▸ **The problem**
Copy every line of the data that includes the string "this".

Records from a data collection
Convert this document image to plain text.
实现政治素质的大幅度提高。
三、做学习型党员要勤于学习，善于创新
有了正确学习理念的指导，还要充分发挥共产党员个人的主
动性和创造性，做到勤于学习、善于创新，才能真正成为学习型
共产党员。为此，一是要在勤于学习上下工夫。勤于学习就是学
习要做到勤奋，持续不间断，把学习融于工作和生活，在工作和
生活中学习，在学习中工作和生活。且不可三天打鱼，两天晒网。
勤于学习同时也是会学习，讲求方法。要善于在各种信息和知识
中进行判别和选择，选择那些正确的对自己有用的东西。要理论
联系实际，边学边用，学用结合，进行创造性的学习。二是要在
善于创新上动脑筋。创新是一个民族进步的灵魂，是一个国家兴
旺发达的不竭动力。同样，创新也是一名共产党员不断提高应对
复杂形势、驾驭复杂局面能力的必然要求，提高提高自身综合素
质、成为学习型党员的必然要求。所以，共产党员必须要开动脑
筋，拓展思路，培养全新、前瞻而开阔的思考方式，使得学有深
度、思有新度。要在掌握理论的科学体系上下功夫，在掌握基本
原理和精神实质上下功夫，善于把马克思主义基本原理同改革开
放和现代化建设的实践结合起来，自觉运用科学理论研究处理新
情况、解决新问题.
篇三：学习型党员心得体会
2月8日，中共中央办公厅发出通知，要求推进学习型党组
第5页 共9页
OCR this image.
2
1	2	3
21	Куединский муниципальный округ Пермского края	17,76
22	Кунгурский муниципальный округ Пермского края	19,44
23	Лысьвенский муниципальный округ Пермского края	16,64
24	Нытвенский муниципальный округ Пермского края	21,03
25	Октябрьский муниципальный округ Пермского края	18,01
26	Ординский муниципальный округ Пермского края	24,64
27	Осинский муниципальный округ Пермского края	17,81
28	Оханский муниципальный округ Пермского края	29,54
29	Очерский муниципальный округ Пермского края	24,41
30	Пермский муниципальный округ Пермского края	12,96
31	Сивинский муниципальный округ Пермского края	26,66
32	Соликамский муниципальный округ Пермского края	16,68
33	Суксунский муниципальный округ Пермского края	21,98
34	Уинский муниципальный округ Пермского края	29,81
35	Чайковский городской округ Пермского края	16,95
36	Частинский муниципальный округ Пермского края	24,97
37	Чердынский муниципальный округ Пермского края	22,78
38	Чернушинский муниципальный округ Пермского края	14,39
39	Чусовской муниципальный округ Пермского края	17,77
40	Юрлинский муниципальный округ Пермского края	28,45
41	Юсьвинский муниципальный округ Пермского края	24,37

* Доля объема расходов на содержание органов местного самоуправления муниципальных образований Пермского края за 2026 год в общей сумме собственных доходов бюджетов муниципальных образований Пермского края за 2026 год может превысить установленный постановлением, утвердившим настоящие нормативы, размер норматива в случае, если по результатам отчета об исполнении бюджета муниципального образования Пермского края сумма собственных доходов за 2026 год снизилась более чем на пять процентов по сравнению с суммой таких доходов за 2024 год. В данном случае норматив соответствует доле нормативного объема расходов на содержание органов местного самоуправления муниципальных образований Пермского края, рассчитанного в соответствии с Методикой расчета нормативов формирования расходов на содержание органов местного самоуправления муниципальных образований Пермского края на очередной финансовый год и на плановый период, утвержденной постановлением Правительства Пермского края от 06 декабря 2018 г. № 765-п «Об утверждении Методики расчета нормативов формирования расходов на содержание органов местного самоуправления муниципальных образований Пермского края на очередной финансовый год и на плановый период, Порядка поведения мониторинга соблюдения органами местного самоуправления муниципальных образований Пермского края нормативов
--
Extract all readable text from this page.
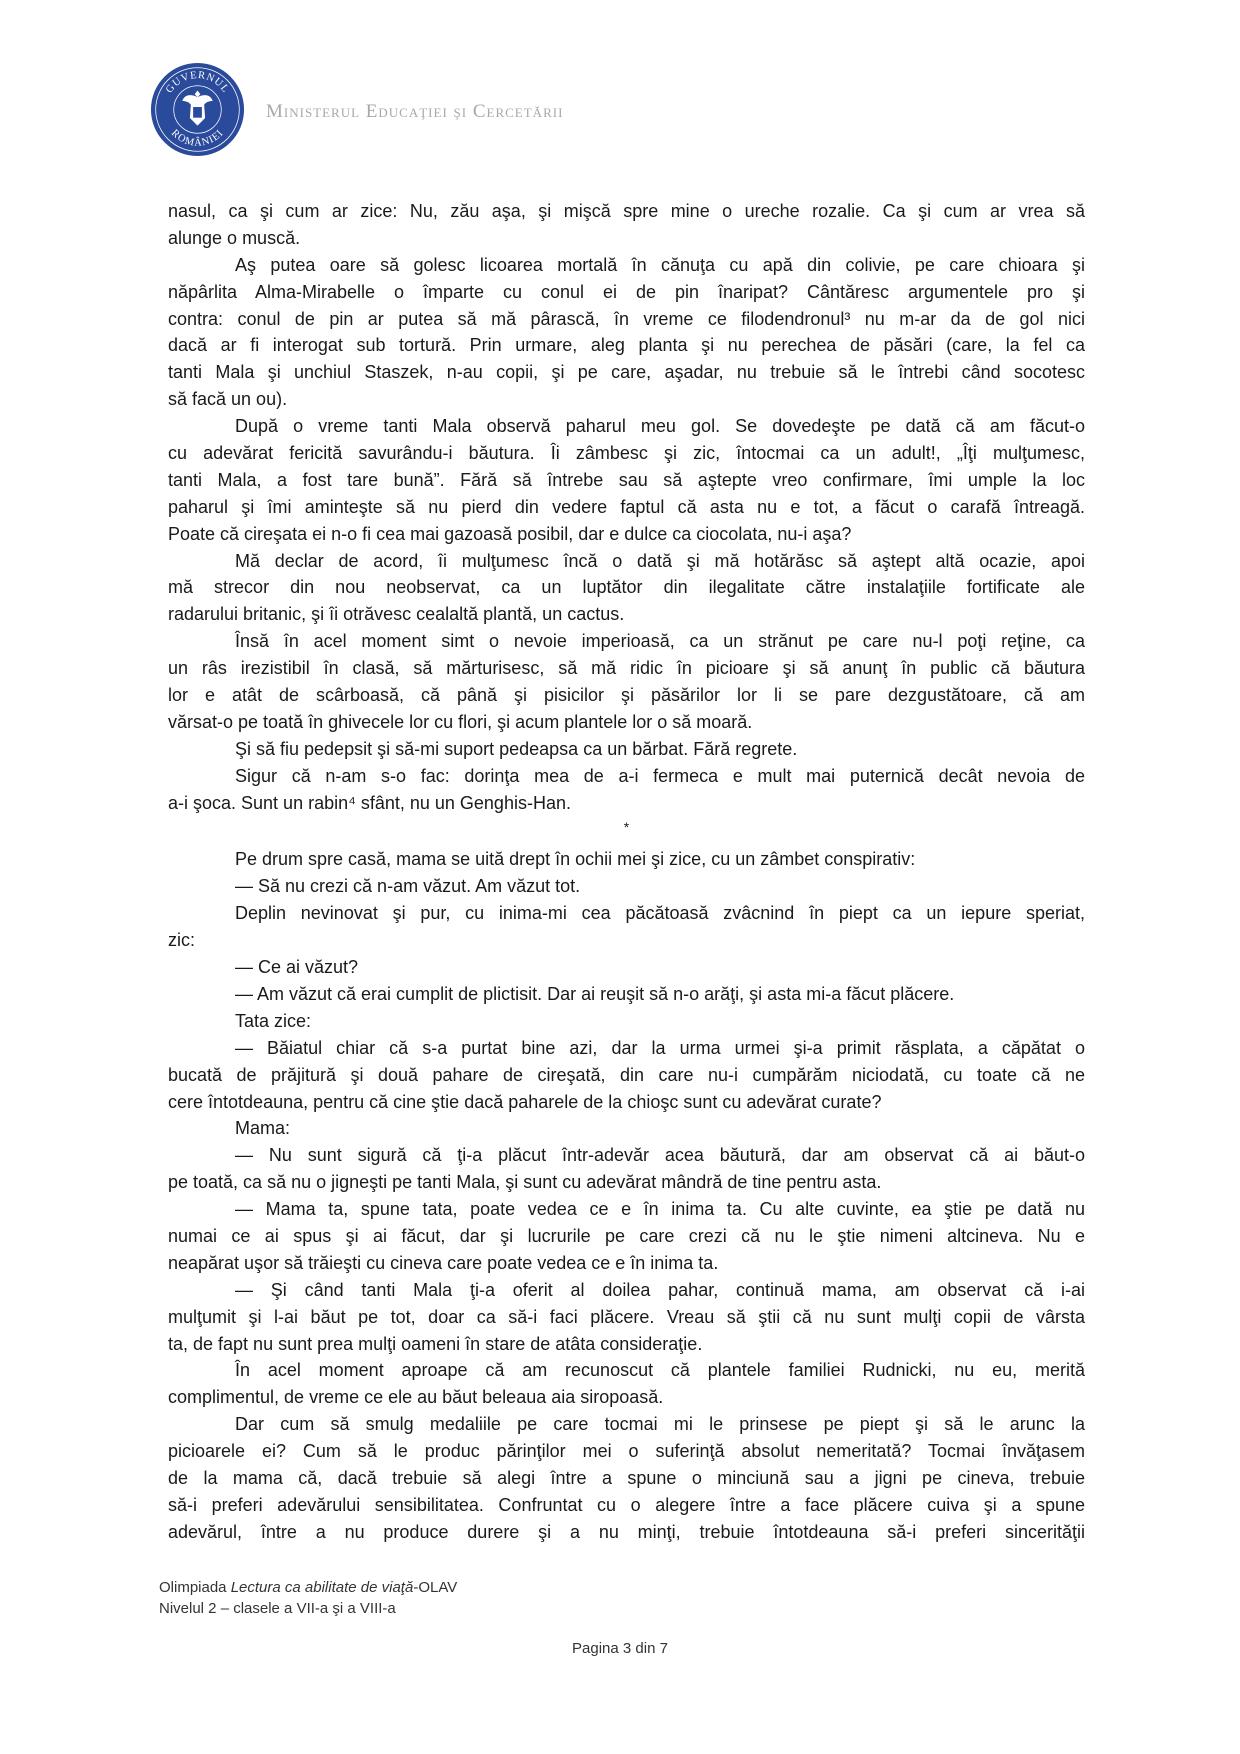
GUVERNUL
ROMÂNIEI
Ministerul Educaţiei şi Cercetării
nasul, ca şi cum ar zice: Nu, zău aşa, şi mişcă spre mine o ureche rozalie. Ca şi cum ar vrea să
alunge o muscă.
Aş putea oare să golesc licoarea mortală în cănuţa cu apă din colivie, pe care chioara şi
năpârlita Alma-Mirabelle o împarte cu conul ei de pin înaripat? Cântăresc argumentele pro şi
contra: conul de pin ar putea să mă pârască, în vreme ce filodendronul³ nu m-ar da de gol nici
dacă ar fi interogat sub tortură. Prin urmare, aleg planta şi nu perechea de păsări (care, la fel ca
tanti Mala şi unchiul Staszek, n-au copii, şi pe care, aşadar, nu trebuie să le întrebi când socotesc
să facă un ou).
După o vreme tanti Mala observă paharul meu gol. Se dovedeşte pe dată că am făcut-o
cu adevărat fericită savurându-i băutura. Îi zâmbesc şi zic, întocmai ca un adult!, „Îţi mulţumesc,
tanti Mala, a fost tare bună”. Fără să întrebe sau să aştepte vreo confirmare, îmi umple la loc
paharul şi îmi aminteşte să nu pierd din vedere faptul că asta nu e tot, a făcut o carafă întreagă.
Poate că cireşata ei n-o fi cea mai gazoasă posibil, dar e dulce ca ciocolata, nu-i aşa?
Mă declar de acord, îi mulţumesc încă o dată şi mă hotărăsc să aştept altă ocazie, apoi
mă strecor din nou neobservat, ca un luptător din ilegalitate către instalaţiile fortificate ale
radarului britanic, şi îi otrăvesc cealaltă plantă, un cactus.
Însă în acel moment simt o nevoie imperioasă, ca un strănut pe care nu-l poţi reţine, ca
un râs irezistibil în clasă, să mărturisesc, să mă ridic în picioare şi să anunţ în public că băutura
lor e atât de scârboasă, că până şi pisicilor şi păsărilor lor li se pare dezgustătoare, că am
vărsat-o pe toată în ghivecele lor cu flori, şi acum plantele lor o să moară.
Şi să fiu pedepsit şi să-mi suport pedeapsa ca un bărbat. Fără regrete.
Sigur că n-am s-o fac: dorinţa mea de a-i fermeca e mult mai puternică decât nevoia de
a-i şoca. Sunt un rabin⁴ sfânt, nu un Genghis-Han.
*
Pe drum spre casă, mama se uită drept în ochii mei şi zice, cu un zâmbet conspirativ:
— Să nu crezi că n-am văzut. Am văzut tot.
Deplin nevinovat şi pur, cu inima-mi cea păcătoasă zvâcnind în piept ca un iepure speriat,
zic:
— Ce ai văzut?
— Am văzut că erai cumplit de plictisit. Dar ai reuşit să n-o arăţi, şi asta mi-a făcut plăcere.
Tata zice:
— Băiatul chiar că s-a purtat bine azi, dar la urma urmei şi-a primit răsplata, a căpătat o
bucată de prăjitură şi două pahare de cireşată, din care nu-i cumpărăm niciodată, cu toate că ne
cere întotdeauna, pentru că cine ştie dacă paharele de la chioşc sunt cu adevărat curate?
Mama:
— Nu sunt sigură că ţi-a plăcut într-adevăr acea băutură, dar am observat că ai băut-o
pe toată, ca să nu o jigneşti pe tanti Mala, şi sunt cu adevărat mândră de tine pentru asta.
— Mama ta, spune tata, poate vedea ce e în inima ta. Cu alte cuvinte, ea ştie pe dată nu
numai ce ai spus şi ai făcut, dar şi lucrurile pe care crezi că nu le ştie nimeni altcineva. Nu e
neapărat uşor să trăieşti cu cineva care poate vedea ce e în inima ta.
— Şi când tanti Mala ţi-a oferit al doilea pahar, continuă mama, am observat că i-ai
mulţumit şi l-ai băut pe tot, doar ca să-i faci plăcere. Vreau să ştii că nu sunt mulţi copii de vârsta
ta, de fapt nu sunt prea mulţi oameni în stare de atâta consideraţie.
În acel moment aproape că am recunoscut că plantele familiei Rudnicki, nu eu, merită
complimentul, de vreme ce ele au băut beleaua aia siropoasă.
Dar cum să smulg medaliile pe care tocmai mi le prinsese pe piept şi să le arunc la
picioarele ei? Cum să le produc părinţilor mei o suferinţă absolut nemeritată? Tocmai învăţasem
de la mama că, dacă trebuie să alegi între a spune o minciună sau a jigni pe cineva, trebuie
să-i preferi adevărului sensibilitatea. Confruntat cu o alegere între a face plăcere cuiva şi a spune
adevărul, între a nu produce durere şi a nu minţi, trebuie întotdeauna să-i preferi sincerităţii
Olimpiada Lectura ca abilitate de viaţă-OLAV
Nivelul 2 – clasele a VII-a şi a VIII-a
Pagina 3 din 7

▸ **Reply**
Convert this document image to plain text.
OCR this image.
Extract all readable text from this page.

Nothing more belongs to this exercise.